→ **ESERCIZI**:
(1) Elenchi tutte le compagnie aeree menzionate nell'estratto sul viaggio di Elisa Costantino, nell'ordine in cui compaiono.
(2) Riproduca senza alcuna modifica tutto il passo dell'estratto sul viaggio di Elisa Costantino, da "Torino-Napoli-Torino, settembre 2025." giù fino a "bisogni più elementari.".

→ **ESTRATTO DEL DOCUMENTO**:

>>>>

Anita Pallara (FamiglieSMA): “Per le persone con SMA, ma non solo, la carrozzina non è un bagaglio ma un’estensione del corpo, il modo di muoversi e di stare al mondo. Non basta chiedere scusa. Serve cambiare sistema”
Torino-Napoli-Torino, settembre 2025. Doveva essere il primo convegno internazionale di sociologia per Elisa Costantino, dottoranda torinese con atrofia muscolare spinale (SMA), è diventato il racconto di un doppio danneggiamento di una carrozzina elettrica trattata come un oggetto qualsiasi, e di una persona con disabilità ignorata nei suoi bisogni più elementari.
“Ero contentissima”, racconta Elisa. “Era il mio primo convegno internazionale, partecipavo sia come speaker che come uditrice. Avevo deciso di allungare il soggiorno, prendermi un po’ di sole, rilassarmi. È stato tutto tranne che una vacanza”.
Il viaggio, prenotato con largo anticipo, si è trasformato in un percorso a ostacoli già prima della partenza. “Una settimana prima del volo mi arriva un messaggio WhatsApp da Volotea. Mi dicono che la carrozzina non è autorizzata al volo per via delle batterie. È imbarazzante. Avevo già volato con Ryanair e EasyJet, tutto sempre perfetto. Volotea, invece, ha letto male le specifiche: pensavano fossero batterie al litio, ma sono batterie al gel, le più sicure in assoluto”.
Nonostante le minacce di denuncia e l’invio delle certificazioni, la compagnia ha continuato a porre ostacoli anche sui macchinari respiratori. "Ho dovuto litigare a ogni controllo. Una volta mi hanno detto che per portare i macchinari salvavita avrei dovuto avere un medico personale a bordo. Avevo tutta la documentazione, ma non bastava mai”.

<<<<

→ **ESTRATTI DEI RECORD**:
>>>>

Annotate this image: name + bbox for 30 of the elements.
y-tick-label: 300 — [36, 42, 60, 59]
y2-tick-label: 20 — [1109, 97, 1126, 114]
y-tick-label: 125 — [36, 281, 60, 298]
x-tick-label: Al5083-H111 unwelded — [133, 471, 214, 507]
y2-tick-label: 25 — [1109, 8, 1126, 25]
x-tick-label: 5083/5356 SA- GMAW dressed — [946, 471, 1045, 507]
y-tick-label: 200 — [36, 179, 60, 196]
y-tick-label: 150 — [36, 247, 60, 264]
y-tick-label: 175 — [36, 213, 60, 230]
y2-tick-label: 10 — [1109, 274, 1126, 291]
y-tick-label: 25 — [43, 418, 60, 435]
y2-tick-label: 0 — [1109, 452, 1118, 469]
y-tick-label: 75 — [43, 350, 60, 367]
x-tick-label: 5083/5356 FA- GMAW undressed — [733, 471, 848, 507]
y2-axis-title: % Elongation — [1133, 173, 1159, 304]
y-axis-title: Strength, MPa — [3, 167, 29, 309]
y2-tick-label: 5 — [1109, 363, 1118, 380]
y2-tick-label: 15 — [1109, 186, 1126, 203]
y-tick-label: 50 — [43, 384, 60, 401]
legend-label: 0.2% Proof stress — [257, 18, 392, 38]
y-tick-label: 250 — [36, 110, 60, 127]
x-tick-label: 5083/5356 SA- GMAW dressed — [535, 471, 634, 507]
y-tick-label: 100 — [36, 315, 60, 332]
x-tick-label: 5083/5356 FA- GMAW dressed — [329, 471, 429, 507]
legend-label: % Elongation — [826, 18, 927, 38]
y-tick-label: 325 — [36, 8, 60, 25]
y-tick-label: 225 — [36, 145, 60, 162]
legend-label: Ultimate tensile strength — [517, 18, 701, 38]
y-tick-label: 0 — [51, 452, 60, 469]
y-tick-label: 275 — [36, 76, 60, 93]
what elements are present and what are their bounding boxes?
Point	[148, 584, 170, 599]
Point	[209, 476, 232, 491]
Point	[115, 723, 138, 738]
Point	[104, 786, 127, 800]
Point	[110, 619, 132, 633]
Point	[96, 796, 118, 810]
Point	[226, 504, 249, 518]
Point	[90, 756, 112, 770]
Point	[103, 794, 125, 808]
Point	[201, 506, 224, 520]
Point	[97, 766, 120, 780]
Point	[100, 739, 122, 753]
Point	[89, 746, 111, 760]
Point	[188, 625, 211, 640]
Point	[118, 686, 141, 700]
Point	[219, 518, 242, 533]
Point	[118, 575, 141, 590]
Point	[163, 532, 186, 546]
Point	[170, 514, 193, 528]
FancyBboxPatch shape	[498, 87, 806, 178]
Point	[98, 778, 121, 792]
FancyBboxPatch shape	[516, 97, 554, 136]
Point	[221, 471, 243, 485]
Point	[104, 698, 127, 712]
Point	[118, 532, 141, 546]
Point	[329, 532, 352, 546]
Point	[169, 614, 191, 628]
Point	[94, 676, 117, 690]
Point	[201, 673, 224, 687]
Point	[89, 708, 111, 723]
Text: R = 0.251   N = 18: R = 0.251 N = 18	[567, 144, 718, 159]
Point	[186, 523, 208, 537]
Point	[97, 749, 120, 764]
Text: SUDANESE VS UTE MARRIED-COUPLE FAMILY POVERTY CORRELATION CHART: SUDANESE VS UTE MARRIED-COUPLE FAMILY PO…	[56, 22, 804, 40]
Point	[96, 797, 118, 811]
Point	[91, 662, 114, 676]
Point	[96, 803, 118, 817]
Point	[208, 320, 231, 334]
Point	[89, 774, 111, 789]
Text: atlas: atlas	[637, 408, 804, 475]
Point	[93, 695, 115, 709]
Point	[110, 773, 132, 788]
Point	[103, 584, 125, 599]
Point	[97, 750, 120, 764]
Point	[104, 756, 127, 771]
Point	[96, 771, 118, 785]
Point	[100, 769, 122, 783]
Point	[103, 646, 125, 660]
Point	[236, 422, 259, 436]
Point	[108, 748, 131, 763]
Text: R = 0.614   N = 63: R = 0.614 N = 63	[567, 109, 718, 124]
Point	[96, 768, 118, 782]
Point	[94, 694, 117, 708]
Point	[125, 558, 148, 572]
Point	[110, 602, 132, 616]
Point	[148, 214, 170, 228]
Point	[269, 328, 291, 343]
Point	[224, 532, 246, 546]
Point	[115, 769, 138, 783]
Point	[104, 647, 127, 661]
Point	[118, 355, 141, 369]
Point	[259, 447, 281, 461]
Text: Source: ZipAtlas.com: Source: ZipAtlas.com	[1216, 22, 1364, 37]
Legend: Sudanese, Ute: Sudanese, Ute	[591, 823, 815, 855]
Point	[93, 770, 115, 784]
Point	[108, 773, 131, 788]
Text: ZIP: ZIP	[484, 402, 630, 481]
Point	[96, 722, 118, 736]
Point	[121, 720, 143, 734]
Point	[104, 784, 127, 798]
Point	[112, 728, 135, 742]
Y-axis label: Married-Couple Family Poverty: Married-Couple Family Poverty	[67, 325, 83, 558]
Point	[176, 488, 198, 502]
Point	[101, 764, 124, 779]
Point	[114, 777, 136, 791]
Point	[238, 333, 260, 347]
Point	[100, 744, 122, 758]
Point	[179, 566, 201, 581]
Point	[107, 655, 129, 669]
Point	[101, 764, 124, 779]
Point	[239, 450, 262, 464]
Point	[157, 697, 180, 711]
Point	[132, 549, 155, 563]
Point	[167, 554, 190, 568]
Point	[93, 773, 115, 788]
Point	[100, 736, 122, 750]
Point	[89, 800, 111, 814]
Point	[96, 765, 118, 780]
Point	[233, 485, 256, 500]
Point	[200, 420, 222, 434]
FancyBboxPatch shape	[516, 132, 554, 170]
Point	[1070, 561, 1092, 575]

<<<<

→ **SOLUZIONI DEGLI ESERCIZI**:
(1) Volotea, Ryanair, EasyJet

(2)
Torino-Napoli-Torino, settembre 2025. Doveva essere il primo convegno internazionale di sociologia per Elisa Costantino, dottoranda torinese con atrofia muscolare spinale (SMA), è diventato il racconto di un doppio danneggiamento di una carrozzina elettrica trattata come un oggetto qualsiasi, e di una persona con disabilità ignorata nei suoi bisogni più elementari.